----- Information given

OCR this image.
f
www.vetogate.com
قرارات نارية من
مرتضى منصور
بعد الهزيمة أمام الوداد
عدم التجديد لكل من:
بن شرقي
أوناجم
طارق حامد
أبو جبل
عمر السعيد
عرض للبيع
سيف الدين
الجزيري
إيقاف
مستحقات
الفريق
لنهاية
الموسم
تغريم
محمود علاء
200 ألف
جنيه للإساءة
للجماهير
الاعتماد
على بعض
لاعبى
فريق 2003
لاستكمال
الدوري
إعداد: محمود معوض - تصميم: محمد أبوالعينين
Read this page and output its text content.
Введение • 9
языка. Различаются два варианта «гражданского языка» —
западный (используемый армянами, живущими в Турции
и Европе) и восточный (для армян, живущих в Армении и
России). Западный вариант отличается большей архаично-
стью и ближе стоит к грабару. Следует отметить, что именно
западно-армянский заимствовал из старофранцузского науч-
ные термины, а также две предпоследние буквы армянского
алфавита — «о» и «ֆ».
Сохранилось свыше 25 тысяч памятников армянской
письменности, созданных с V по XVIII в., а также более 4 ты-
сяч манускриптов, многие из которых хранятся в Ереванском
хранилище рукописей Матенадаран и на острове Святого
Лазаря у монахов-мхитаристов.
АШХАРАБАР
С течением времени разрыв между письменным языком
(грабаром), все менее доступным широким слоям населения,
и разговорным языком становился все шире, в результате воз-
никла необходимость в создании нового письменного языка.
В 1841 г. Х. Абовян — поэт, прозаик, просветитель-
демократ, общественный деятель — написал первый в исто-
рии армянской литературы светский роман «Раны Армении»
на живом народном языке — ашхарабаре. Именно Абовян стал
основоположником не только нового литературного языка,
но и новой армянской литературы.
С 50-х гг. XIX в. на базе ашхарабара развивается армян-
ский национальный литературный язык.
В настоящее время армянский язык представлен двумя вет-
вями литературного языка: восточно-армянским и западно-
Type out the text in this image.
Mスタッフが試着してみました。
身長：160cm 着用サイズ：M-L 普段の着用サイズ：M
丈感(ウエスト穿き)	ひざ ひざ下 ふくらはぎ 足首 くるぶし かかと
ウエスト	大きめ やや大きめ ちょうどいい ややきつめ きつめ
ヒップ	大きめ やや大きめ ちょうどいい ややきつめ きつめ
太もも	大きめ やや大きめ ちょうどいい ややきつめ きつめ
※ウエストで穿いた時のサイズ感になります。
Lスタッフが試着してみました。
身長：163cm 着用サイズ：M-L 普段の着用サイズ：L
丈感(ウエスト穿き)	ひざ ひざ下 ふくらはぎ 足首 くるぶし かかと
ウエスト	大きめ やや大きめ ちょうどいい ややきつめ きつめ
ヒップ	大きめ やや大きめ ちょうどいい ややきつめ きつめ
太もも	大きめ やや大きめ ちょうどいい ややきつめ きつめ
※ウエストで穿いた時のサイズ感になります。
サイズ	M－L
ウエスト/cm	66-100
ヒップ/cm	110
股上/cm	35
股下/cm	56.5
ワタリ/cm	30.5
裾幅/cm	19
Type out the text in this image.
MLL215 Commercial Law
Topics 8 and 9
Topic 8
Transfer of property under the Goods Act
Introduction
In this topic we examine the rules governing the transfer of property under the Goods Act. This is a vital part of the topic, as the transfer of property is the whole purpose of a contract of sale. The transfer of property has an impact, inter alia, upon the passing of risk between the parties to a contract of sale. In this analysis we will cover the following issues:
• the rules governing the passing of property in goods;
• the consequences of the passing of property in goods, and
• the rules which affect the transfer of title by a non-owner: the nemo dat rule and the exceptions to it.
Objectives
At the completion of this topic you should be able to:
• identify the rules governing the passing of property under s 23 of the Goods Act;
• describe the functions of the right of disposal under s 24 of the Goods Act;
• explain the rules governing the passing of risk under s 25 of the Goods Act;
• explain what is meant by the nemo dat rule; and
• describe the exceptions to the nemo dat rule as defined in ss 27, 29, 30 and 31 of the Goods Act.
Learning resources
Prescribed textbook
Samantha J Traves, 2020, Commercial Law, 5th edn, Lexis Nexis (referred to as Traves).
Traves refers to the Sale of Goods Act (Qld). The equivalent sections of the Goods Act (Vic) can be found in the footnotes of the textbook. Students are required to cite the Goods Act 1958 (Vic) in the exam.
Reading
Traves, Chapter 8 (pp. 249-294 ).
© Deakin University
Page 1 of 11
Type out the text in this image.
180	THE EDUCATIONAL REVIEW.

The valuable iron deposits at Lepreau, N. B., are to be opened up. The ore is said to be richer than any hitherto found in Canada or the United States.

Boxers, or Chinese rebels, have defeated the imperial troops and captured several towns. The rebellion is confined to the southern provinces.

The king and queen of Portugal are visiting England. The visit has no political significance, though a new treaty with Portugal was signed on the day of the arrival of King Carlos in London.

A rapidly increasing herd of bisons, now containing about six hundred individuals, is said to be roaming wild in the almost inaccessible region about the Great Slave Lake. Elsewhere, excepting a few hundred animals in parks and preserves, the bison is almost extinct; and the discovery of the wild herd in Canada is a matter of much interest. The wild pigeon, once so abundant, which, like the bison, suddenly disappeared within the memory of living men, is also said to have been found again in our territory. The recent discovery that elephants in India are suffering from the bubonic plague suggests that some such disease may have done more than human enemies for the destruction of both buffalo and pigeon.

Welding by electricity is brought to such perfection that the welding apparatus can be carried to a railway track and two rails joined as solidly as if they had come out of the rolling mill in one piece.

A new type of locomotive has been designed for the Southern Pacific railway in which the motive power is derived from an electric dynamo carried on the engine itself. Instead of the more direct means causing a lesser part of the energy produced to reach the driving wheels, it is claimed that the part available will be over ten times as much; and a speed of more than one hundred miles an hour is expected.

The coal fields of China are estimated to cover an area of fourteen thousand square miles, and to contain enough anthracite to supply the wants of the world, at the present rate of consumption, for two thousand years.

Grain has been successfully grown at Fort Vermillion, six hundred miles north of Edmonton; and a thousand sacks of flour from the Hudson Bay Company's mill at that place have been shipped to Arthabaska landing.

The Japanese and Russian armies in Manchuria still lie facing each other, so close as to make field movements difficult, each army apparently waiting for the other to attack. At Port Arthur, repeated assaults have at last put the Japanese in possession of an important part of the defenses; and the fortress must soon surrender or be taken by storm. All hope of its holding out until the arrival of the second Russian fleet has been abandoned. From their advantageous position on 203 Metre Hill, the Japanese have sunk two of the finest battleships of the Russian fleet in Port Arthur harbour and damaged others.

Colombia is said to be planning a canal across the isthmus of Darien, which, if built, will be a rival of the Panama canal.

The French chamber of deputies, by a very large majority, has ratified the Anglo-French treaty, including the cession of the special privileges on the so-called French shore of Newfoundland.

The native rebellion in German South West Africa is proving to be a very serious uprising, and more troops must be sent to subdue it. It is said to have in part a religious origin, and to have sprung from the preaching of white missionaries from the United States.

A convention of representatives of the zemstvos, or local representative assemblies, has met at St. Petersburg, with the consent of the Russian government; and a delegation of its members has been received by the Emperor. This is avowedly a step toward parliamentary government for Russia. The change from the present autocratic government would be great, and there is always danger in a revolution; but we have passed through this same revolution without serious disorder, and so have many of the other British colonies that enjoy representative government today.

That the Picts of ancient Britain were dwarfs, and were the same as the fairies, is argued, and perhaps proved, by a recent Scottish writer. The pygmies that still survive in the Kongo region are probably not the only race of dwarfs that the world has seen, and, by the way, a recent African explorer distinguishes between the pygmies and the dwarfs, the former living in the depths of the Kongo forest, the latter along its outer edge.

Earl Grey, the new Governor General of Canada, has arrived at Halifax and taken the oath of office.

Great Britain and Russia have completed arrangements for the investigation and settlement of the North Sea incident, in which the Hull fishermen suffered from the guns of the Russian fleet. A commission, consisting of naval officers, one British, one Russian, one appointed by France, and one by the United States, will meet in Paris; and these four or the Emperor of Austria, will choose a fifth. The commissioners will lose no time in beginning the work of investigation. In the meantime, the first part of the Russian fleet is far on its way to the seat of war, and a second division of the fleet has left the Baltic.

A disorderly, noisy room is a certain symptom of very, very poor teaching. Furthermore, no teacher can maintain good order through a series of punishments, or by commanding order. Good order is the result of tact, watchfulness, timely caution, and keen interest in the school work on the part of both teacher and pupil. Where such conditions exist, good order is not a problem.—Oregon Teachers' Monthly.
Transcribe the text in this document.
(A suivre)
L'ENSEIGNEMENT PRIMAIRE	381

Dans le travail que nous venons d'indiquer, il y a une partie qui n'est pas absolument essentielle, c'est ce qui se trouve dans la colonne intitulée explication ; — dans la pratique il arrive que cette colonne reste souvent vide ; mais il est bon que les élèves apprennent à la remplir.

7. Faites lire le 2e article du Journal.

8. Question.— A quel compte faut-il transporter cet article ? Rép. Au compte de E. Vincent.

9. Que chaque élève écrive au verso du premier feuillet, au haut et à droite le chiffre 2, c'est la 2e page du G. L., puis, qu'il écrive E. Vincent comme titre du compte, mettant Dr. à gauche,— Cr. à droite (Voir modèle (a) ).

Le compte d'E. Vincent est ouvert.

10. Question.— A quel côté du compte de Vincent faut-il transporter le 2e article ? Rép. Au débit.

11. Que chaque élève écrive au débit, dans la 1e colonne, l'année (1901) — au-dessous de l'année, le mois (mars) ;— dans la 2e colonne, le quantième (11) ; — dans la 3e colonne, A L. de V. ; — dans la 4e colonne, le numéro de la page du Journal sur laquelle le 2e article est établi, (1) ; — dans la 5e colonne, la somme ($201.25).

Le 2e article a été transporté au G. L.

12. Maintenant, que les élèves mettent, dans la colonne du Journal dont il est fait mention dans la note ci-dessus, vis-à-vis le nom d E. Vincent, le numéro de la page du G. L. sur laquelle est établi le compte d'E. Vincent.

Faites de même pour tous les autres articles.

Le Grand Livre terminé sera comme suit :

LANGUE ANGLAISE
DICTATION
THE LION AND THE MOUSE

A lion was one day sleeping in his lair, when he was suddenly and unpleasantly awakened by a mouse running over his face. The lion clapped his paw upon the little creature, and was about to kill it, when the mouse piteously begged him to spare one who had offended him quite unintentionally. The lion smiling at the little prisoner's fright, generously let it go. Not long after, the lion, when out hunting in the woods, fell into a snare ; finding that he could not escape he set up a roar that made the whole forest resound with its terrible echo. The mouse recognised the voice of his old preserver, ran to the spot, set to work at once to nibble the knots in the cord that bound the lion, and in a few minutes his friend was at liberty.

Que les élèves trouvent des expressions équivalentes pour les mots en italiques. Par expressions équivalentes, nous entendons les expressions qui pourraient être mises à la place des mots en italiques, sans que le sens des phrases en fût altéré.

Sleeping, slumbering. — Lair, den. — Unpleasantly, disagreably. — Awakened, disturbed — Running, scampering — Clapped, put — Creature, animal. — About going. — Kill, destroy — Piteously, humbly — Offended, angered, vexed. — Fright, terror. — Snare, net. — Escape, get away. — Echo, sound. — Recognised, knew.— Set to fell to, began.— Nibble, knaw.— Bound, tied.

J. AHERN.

----------

● **Direction**: Check each line of the records above for the string "débit", and report every line that has it.

● **Written response**:
10. Question.— A quel côté du compte de Vincent faut-il transporter le 2e article ? Rép. Au débit.
11. Que chaque élève écrive au débit, dans la 1e colonne, l'année (1901) — au-dessous de l'année, le mois (mars) ;— dans la 2e colonne, le quantième (11) ; — dans la 3e colonne, A L. de V. ; — dans la 4e colonne, le numéro de la page du Journal sur laquelle le 2e article est établi, (1) ; — dans la 5e colonne, la somme ($201.25).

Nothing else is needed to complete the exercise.